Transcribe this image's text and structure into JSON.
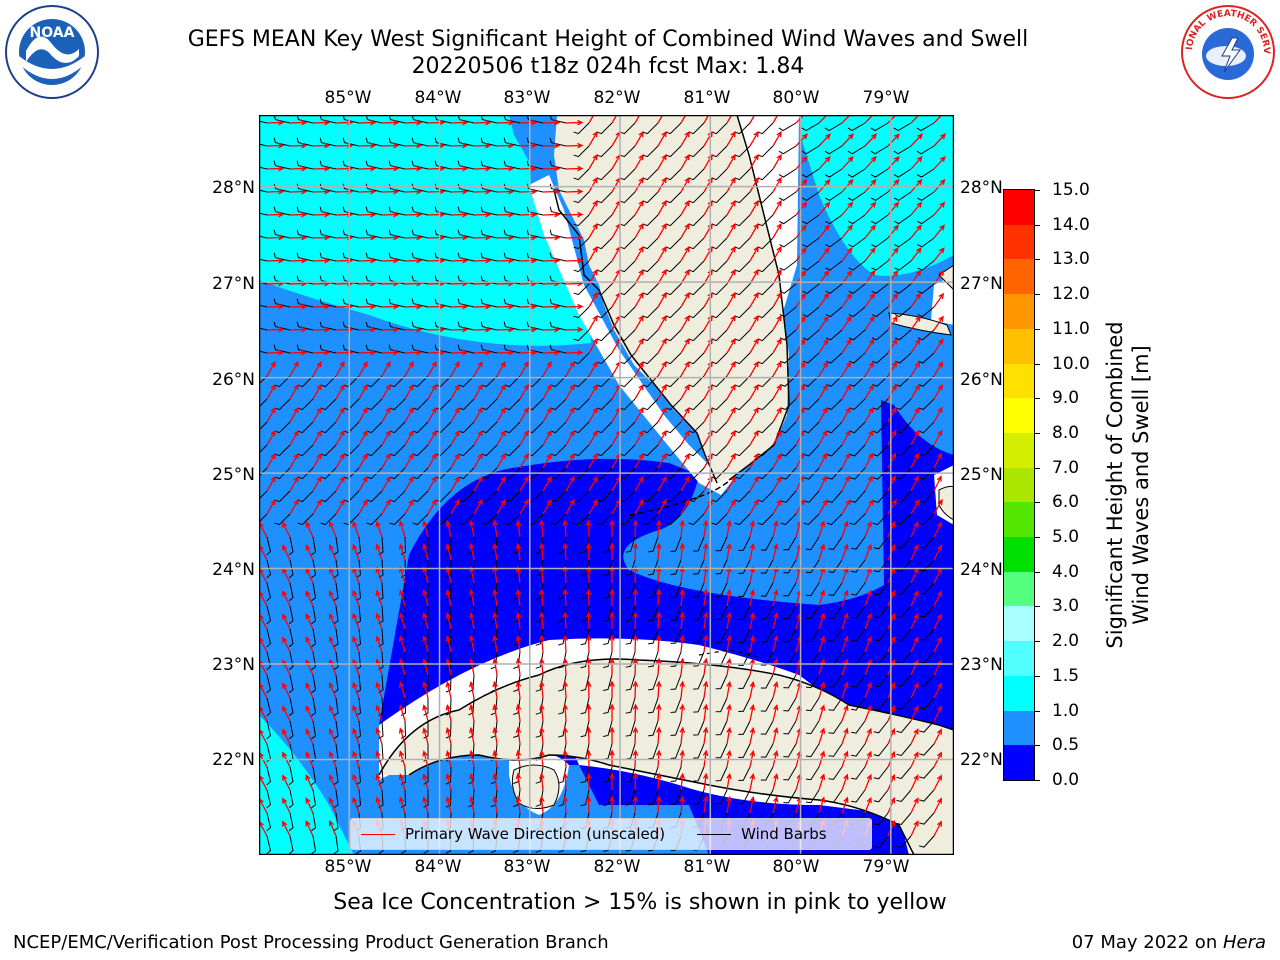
{
  "title": {
    "line1": "GEFS MEAN Key West Significant Height of Combined Wind Waves and Swell",
    "line2": "20220506 t18z 024h fcst   Max: 1.84"
  },
  "map": {
    "lon_ticks": [
      "85°W",
      "84°W",
      "83°W",
      "82°W",
      "81°W",
      "80°W",
      "79°W"
    ],
    "lat_ticks": [
      "28°N",
      "27°N",
      "26°N",
      "25°N",
      "24°N",
      "23°N",
      "22°N"
    ],
    "lon_range": [
      -86.0,
      -78.3
    ],
    "lat_range": [
      21.0,
      28.75
    ],
    "legend": {
      "wave_direction": "Primary Wave Direction (unscaled)",
      "wind_barbs": "Wind Barbs"
    },
    "colors": {
      "land": "#efedde",
      "wave_arrow": "#ff0000",
      "wind_barb": "#000000",
      "grid": "#b0b0b0"
    }
  },
  "colorbar": {
    "label_line1": "Significant Height of Combined",
    "label_line2": "Wind Waves and Swell [m]",
    "ticks": [
      "0.0",
      "0.5",
      "1.0",
      "1.5",
      "2.0",
      "3.0",
      "4.0",
      "5.0",
      "6.0",
      "7.0",
      "8.0",
      "9.0",
      "10.0",
      "11.0",
      "12.0",
      "13.0",
      "14.0",
      "15.0"
    ],
    "colors": [
      "#0000ff",
      "#1e90ff",
      "#00ffff",
      "#52ffff",
      "#a8ffff",
      "#55ff80",
      "#00e000",
      "#55e600",
      "#aae600",
      "#d4ee00",
      "#ffff00",
      "#ffe000",
      "#ffc000",
      "#ff9600",
      "#ff6400",
      "#ff3200",
      "#ff0000"
    ]
  },
  "sea_ice_note": "Sea Ice Concentration > 15% is shown in pink to yellow",
  "footer": {
    "left": "NCEP/EMC/Verification Post Processing Product Generation Branch",
    "date": "07 May 2022 on ",
    "host": "Hera"
  },
  "logos": {
    "noaa_text": "NOAA",
    "nws_text": "NATIONAL WEATHER SERVICE"
  }
}
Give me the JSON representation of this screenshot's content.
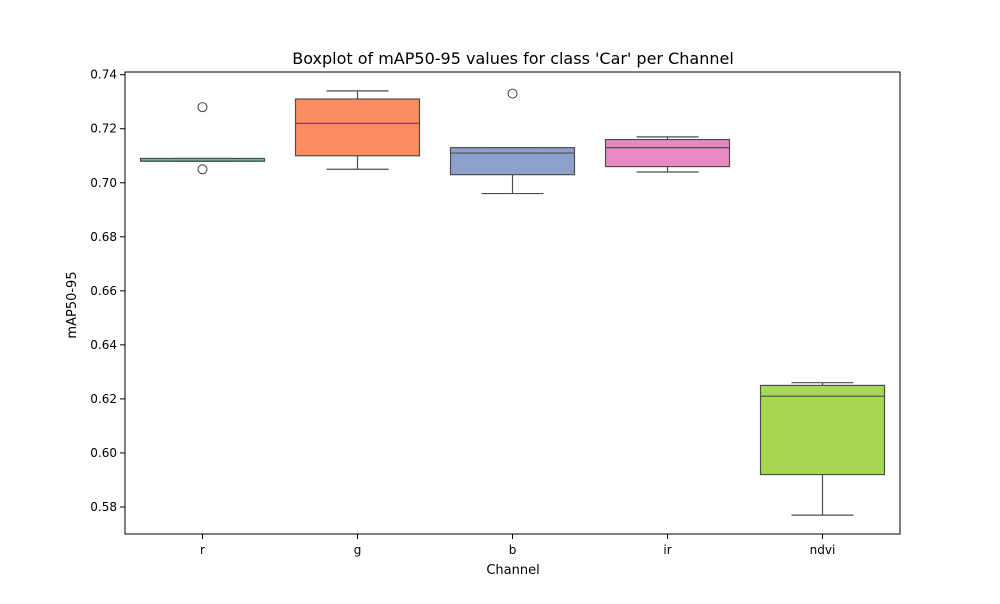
{
  "chart_data": {
    "type": "box",
    "title": "Boxplot of mAP50-95 values for class 'Car' per Channel",
    "xlabel": "Channel",
    "ylabel": "mAP50-95",
    "ylim": [
      0.57,
      0.741
    ],
    "yticks": [
      0.58,
      0.6,
      0.62,
      0.64,
      0.66,
      0.68,
      0.7,
      0.72,
      0.74
    ],
    "ytick_labels": [
      "0.58",
      "0.60",
      "0.62",
      "0.64",
      "0.66",
      "0.68",
      "0.70",
      "0.72",
      "0.74"
    ],
    "grid": false,
    "legend": "none",
    "categories": [
      "r",
      "g",
      "b",
      "ir",
      "ndvi"
    ],
    "boxes": [
      {
        "category": "r",
        "color": "#66c2a5",
        "q1": 0.708,
        "median": 0.708,
        "q3": 0.709,
        "whisker_low": 0.708,
        "whisker_high": 0.709,
        "outliers": [
          0.728,
          0.705
        ]
      },
      {
        "category": "g",
        "color": "#fc8d62",
        "q1": 0.71,
        "median": 0.722,
        "q3": 0.731,
        "whisker_low": 0.705,
        "whisker_high": 0.734,
        "outliers": []
      },
      {
        "category": "b",
        "color": "#8da0cb",
        "q1": 0.703,
        "median": 0.711,
        "q3": 0.713,
        "whisker_low": 0.696,
        "whisker_high": 0.713,
        "outliers": [
          0.733
        ]
      },
      {
        "category": "ir",
        "color": "#e78ac3",
        "q1": 0.706,
        "median": 0.713,
        "q3": 0.716,
        "whisker_low": 0.704,
        "whisker_high": 0.717,
        "outliers": []
      },
      {
        "category": "ndvi",
        "color": "#a6d854",
        "q1": 0.592,
        "median": 0.621,
        "q3": 0.625,
        "whisker_low": 0.577,
        "whisker_high": 0.626,
        "outliers": []
      }
    ]
  }
}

........

Task - Answer only with how many lines in the records include "JSON".

Correct response - 2